--- START OF Given information ---
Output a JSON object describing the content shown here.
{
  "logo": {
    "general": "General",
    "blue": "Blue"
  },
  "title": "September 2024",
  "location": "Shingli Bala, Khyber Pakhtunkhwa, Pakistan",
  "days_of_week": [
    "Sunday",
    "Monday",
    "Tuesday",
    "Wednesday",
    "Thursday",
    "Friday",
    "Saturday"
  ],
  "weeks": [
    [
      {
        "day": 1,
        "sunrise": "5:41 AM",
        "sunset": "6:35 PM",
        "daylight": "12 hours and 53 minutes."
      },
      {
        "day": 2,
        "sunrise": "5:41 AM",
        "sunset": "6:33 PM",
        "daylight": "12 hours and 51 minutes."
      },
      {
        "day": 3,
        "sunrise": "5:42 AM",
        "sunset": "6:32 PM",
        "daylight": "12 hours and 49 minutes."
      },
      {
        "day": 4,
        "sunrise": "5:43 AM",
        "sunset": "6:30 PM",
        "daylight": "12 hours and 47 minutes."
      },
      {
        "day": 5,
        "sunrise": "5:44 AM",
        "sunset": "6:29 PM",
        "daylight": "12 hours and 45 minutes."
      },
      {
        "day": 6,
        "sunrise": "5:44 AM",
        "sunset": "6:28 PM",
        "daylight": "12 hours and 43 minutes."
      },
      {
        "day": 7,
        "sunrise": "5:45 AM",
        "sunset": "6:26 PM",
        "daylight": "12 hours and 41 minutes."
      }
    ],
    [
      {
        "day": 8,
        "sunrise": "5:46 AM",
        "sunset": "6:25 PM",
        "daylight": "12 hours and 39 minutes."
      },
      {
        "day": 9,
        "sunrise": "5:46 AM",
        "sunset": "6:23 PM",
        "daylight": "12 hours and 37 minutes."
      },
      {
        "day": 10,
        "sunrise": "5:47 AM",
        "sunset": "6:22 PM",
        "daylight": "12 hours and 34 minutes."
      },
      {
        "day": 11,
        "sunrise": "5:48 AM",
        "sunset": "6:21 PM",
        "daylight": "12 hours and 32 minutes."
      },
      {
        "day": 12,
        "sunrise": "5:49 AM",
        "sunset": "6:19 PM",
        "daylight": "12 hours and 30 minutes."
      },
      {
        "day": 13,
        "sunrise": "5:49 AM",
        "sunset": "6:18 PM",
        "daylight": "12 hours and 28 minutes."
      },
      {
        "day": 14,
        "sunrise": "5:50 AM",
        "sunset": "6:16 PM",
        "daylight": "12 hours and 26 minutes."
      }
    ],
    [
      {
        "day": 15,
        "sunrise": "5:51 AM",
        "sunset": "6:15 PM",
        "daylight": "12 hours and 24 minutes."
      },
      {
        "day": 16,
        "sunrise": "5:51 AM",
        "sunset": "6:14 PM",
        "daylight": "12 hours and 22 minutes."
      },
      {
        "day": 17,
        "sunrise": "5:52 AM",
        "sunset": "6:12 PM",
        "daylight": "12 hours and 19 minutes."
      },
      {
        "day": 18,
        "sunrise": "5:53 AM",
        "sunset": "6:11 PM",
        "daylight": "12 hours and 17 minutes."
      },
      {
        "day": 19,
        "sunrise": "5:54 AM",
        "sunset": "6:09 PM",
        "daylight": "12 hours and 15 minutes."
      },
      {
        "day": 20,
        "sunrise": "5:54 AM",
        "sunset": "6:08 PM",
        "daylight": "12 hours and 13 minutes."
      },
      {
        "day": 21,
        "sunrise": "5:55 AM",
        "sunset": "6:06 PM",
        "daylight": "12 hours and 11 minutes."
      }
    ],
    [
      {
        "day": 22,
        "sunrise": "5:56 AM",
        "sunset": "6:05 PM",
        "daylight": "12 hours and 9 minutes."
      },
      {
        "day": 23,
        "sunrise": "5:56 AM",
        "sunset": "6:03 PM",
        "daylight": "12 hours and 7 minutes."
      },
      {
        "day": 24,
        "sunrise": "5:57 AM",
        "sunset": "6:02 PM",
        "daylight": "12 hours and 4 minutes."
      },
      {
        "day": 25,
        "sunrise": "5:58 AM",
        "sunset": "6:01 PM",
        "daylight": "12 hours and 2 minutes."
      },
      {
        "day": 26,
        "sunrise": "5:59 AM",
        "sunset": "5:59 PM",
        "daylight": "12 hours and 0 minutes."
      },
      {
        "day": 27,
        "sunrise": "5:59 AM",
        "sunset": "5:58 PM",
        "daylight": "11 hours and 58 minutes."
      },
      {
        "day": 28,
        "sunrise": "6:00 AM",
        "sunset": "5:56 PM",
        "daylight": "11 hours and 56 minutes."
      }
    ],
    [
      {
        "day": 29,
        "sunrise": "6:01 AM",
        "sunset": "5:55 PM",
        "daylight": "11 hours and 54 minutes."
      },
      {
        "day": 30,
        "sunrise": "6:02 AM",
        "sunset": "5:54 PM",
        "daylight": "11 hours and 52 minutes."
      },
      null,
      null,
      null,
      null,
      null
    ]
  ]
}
--- END OF Given information ---
- _Work to complete_: Retype every entry word for word.

- _The result_:
Output a JSON object describing the content shown here.
{
  "logo": {
    "general": "General",
    "blue": "Blue"
  },
  "title": "September 2024",
  "location": "Shingli Bala, Khyber Pakhtunkhwa, Pakistan",
  "days_of_week": [
    "Sunday",
    "Monday",
    "Tuesday",
    "Wednesday",
    "Thursday",
    "Friday",
    "Saturday"
  ],
  "weeks": [
    [
      {
        "day": 1,
        "sunrise": "5:41 AM",
        "sunset": "6:35 PM",
        "daylight": "12 hours and 53 minutes."
      },
      {
        "day": 2,
        "sunrise": "5:41 AM",
        "sunset": "6:33 PM",
        "daylight": "12 hours and 51 minutes."
      },
      {
        "day": 3,
        "sunrise": "5:42 AM",
        "sunset": "6:32 PM",
        "daylight": "12 hours and 49 minutes."
      },
      {
        "day": 4,
        "sunrise": "5:43 AM",
        "sunset": "6:30 PM",
        "daylight": "12 hours and 47 minutes."
      },
      {
        "day": 5,
        "sunrise": "5:44 AM",
        "sunset": "6:29 PM",
        "daylight": "12 hours and 45 minutes."
      },
      {
        "day": 6,
        "sunrise": "5:44 AM",
        "sunset": "6:28 PM",
        "daylight": "12 hours and 43 minutes."
      },
      {
        "day": 7,
        "sunrise": "5:45 AM",
        "sunset": "6:26 PM",
        "daylight": "12 hours and 41 minutes."
      }
    ],
    [
      {
        "day": 8,
        "sunrise": "5:46 AM",
        "sunset": "6:25 PM",
        "daylight": "12 hours and 39 minutes."
      },
      {
        "day": 9,
        "sunrise": "5:46 AM",
        "sunset": "6:23 PM",
        "daylight": "12 hours and 37 minutes."
      },
      {
        "day": 10,
        "sunrise": "5:47 AM",
        "sunset": "6:22 PM",
        "daylight": "12 hours and 34 minutes."
      },
      {
        "day": 11,
        "sunrise": "5:48 AM",
        "sunset": "6:21 PM",
        "daylight": "12 hours and 32 minutes."
      },
      {
        "day": 12,
        "sunrise": "5:49 AM",
        "sunset": "6:19 PM",
        "daylight": "12 hours and 30 minutes."
      },
      {
        "day": 13,
        "sunrise": "5:49 AM",
        "sunset": "6:18 PM",
        "daylight": "12 hours and 28 minutes."
      },
      {
        "day": 14,
        "sunrise": "5:50 AM",
        "sunset": "6:16 PM",
        "daylight": "12 hours and 26 minutes."
      }
    ],
    [
      {
        "day": 15,
        "sunrise": "5:51 AM",
        "sunset": "6:15 PM",
        "daylight": "12 hours and 24 minutes."
      },
      {
        "day": 16,
        "sunrise": "5:51 AM",
        "sunset": "6:14 PM",
        "daylight": "12 hours and 22 minutes."
      },
      {
        "day": 17,
        "sunrise": "5:52 AM",
        "sunset": "6:12 PM",
        "daylight": "12 hours and 19 minutes."
      },
      {
        "day": 18,
        "sunrise": "5:53 AM",
        "sunset": "6:11 PM",
        "daylight": "12 hours and 17 minutes."
      },
      {
        "day": 19,
        "sunrise": "5:54 AM",
        "sunset": "6:09 PM",
        "daylight": "12 hours and 15 minutes."
      },
      {
        "day": 20,
        "sunrise": "5:54 AM",
        "sunset": "6:08 PM",
        "daylight": "12 hours and 13 minutes."
      },
      {
        "day": 21,
        "sunrise": "5:55 AM",
        "sunset": "6:06 PM",
        "daylight": "12 hours and 11 minutes."
      }
    ],
    [
      {
        "day": 22,
        "sunrise": "5:56 AM",
        "sunset": "6:05 PM",
        "daylight": "12 hours and 9 minutes."
      },
      {
        "day": 23,
        "sunrise": "5:56 AM",
        "sunset": "6:03 PM",
        "daylight": "12 hours and 7 minutes."
      },
      {
        "day": 24,
        "sunrise": "5:57 AM",
        "sunset": "6:02 PM",
        "daylight": "12 hours and 4 minutes."
      },
      {
        "day": 25,
        "sunrise": "5:58 AM",
        "sunset": "6:01 PM",
        "daylight": "12 hours and 2 minutes."
      },
      {
        "day": 26,
        "sunrise": "5:59 AM",
        "sunset": "5:59 PM",
        "daylight": "12 hours and 0 minutes."
      },
      {
        "day": 27,
        "sunrise": "5:59 AM",
        "sunset": "5:58 PM",
        "daylight": "11 hours and 58 minutes."
      },
      {
        "day": 28,
        "sunrise": "6:00 AM",
        "sunset": "5:56 PM",
        "daylight": "11 hours and 56 minutes."
      }
    ],
    [
      {
        "day": 29,
        "sunrise": "6:01 AM",
        "sunset": "5:55 PM",
        "daylight": "11 hours and 54 minutes."
      },
      {
        "day": 30,
        "sunrise": "6:02 AM",
        "sunset": "5:54 PM",
        "daylight": "11 hours and 52 minutes."
      },
      null,
      null,
      null,
      null,
      null
    ]
  ]
}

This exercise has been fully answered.